***** GIVEN DATA *****

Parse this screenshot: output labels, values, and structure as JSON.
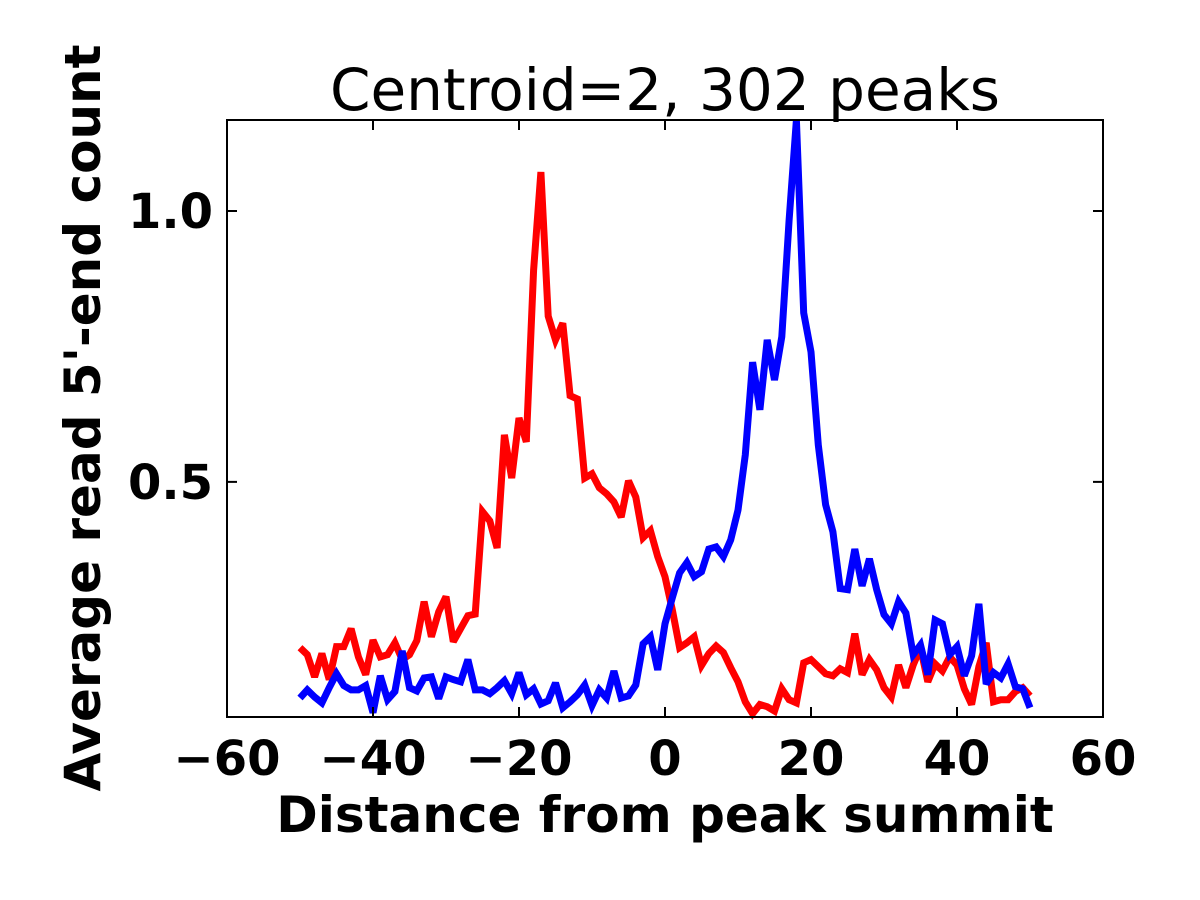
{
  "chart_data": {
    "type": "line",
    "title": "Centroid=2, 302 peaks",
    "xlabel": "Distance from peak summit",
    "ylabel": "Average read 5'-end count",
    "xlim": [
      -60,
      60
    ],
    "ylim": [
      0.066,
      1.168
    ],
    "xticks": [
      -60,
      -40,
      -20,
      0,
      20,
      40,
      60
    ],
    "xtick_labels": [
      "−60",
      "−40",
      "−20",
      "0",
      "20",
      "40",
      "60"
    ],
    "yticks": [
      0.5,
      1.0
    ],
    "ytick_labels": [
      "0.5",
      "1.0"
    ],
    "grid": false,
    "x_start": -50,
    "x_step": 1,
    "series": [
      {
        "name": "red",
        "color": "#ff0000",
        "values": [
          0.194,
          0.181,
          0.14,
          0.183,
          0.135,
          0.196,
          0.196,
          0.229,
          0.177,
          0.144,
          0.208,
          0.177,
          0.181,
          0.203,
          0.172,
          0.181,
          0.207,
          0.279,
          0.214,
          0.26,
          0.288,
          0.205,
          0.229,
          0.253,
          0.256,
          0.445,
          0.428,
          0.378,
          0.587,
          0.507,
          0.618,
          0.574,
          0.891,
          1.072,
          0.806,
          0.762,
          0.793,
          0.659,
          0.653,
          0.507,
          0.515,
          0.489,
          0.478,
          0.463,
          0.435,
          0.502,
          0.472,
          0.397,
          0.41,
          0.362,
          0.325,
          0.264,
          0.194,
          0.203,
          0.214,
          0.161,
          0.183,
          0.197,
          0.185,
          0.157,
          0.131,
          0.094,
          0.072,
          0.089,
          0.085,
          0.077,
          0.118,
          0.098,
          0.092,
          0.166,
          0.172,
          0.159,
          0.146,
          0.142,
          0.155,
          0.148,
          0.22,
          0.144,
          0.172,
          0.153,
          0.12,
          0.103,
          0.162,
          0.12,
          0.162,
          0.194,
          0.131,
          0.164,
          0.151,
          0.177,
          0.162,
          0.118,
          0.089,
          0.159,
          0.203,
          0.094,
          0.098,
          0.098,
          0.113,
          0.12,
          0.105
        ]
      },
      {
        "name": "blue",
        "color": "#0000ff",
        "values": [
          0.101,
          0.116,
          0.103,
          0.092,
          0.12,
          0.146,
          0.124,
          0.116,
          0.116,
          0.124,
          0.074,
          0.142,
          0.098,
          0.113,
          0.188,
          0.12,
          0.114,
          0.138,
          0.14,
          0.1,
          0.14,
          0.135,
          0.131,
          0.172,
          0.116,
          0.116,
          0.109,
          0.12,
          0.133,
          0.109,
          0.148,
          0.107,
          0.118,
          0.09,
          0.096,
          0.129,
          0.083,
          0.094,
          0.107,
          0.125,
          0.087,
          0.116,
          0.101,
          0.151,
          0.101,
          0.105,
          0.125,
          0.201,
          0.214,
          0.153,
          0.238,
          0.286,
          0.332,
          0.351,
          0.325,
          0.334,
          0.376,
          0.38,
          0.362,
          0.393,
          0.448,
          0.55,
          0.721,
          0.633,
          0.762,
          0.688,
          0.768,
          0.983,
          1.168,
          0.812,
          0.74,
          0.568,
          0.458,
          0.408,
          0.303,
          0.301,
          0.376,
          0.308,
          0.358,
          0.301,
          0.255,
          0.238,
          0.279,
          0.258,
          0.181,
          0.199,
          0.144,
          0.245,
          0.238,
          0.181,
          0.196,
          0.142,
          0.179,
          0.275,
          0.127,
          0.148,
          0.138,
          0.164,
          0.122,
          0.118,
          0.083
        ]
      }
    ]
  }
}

*****
***** GIVEN DATA *****

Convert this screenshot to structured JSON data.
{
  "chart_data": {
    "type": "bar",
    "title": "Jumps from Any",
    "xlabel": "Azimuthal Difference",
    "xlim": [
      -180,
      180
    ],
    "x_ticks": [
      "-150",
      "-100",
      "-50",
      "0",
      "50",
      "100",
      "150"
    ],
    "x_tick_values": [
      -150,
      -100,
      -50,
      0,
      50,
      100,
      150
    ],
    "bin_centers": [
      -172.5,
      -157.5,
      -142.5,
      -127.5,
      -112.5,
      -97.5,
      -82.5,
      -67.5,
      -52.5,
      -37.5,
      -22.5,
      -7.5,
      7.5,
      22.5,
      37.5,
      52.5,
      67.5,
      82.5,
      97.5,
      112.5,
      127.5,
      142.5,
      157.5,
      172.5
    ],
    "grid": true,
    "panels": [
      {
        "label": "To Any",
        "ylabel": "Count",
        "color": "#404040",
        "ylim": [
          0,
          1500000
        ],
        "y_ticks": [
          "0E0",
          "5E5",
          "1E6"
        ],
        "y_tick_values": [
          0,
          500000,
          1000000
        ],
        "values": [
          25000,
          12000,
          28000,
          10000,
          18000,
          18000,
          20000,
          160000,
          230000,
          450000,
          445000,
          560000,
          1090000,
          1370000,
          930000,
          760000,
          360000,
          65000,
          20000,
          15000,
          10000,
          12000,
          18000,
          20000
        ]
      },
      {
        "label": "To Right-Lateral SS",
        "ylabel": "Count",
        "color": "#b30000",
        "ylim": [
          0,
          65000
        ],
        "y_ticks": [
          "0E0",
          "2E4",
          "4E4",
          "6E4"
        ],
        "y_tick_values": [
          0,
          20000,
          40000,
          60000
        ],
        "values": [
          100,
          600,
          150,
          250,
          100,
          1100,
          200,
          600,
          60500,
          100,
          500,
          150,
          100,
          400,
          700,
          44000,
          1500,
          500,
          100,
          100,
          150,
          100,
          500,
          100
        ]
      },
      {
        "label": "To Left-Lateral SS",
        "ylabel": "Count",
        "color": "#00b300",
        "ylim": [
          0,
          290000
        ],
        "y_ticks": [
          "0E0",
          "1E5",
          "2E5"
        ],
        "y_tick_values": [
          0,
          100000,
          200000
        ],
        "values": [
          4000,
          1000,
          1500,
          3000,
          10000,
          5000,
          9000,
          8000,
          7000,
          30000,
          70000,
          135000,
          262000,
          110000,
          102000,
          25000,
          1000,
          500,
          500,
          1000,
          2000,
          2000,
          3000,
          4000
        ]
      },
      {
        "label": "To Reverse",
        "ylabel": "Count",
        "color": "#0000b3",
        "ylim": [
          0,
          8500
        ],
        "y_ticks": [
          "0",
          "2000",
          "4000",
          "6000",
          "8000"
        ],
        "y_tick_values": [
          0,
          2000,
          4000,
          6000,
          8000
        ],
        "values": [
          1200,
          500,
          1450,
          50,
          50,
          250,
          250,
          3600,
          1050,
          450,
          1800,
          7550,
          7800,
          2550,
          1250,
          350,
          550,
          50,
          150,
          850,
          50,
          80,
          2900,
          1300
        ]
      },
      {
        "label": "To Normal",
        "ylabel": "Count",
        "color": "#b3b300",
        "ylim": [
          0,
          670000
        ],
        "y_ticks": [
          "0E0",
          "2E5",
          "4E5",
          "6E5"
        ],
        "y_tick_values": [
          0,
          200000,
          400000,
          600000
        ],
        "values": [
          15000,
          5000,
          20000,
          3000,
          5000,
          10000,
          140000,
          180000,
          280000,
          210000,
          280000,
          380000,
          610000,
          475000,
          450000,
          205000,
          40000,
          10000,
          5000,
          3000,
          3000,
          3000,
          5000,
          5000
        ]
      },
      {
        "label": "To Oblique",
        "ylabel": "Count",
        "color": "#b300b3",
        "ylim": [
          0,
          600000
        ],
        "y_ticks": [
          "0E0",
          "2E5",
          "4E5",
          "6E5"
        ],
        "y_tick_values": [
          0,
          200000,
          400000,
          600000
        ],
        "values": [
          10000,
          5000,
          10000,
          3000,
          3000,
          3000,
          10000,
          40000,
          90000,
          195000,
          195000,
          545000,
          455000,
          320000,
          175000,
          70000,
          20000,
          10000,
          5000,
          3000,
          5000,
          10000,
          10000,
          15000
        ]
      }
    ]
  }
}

*****
***** GIVEN DATA *****

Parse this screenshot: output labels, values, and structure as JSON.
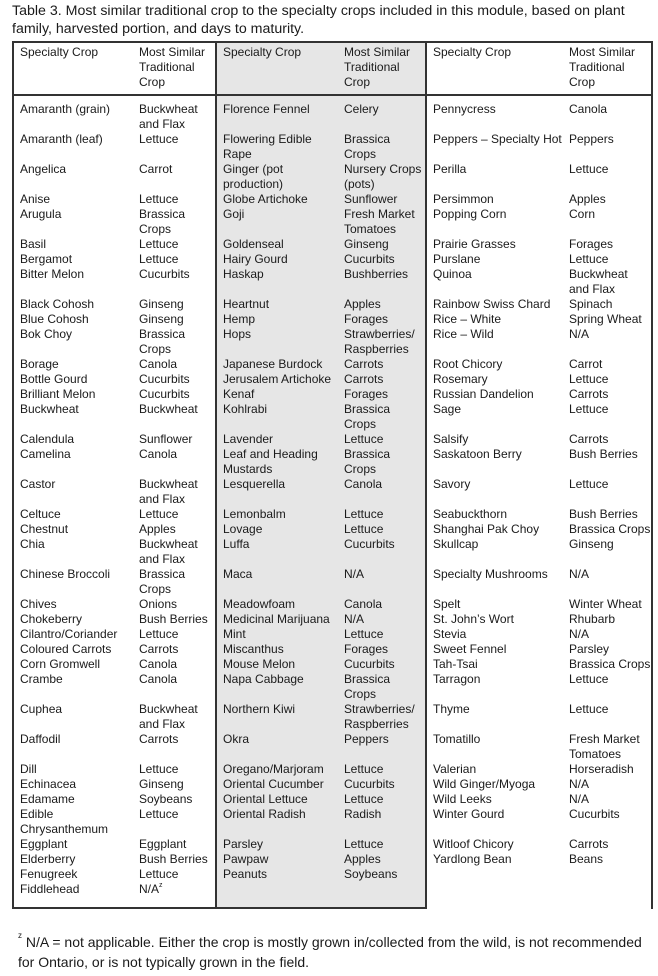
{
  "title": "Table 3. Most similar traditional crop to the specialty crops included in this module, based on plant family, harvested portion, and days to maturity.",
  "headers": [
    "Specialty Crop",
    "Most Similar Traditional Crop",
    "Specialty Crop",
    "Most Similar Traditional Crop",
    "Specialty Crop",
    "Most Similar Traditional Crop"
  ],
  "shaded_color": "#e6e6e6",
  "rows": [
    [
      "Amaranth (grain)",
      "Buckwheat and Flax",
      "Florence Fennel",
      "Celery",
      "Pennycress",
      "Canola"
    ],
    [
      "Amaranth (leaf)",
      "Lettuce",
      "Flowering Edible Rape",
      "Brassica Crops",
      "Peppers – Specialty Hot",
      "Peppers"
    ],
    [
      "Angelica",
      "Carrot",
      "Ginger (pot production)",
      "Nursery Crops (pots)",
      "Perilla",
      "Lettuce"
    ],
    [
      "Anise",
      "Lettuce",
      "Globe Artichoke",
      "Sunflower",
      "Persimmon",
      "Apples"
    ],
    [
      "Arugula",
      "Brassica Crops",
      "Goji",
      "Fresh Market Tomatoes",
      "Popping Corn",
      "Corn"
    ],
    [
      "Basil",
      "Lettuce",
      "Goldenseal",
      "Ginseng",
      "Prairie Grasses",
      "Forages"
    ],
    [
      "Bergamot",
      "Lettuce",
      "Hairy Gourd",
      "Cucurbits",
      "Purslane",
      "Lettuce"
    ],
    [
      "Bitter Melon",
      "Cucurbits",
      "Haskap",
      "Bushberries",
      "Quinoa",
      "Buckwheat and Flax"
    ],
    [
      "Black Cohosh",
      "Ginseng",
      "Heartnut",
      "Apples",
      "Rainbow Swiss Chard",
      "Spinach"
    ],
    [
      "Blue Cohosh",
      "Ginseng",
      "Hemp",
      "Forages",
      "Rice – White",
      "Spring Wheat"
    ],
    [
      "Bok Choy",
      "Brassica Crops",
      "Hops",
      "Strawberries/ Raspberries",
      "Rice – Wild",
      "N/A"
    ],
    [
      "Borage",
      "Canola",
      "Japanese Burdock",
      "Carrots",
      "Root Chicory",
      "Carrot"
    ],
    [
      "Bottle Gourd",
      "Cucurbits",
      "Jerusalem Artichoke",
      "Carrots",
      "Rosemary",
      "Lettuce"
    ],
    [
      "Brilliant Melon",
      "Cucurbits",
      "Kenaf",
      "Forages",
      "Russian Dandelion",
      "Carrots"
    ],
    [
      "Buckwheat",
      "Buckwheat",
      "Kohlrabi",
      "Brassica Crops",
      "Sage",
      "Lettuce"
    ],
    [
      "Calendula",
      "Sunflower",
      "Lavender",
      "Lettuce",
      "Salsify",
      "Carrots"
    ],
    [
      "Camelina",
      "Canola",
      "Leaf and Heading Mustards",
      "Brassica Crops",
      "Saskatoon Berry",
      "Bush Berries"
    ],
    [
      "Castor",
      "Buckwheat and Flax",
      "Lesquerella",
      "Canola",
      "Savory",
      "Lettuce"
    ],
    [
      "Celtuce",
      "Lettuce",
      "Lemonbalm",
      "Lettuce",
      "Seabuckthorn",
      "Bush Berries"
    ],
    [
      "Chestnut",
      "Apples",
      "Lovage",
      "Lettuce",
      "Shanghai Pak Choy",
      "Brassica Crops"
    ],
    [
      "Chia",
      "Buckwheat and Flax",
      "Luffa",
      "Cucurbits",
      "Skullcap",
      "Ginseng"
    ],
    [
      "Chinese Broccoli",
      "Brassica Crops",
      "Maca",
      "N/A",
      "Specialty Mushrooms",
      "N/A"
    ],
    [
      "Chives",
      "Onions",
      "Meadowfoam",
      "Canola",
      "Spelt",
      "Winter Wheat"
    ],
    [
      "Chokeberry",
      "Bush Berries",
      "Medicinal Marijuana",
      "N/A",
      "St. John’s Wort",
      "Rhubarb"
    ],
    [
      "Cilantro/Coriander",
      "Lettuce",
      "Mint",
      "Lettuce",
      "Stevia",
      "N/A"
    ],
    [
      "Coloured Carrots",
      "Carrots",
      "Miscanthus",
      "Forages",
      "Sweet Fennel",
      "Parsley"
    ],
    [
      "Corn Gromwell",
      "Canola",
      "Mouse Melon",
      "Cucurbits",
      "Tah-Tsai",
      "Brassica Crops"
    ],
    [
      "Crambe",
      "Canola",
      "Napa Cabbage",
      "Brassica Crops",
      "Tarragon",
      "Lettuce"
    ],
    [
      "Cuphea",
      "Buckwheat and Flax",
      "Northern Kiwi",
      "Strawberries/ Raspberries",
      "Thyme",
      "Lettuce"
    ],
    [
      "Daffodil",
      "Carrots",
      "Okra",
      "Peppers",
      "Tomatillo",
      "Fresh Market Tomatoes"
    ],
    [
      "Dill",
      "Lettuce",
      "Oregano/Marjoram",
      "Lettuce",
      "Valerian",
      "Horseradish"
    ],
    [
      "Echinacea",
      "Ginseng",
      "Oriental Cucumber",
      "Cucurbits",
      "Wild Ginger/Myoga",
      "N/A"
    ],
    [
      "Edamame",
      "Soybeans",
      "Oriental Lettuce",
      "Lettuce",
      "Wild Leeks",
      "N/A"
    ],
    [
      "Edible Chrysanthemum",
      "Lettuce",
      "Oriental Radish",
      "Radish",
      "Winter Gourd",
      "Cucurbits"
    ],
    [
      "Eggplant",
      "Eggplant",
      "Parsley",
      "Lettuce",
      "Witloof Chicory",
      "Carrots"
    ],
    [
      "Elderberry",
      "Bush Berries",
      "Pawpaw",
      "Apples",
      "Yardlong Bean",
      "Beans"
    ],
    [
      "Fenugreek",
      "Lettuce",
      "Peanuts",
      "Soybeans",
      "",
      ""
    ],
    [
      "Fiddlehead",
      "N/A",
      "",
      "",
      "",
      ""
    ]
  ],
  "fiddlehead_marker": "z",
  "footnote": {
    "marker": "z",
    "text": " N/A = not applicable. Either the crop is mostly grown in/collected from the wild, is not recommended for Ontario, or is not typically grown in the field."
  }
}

*****

- EXERCISE OBJECTIVE
From the listing above, copy every line that includes the word "Edible".

- TASK SOLUTION
      "Flowering Edible Rape",
      "Edible Chrysanthemum",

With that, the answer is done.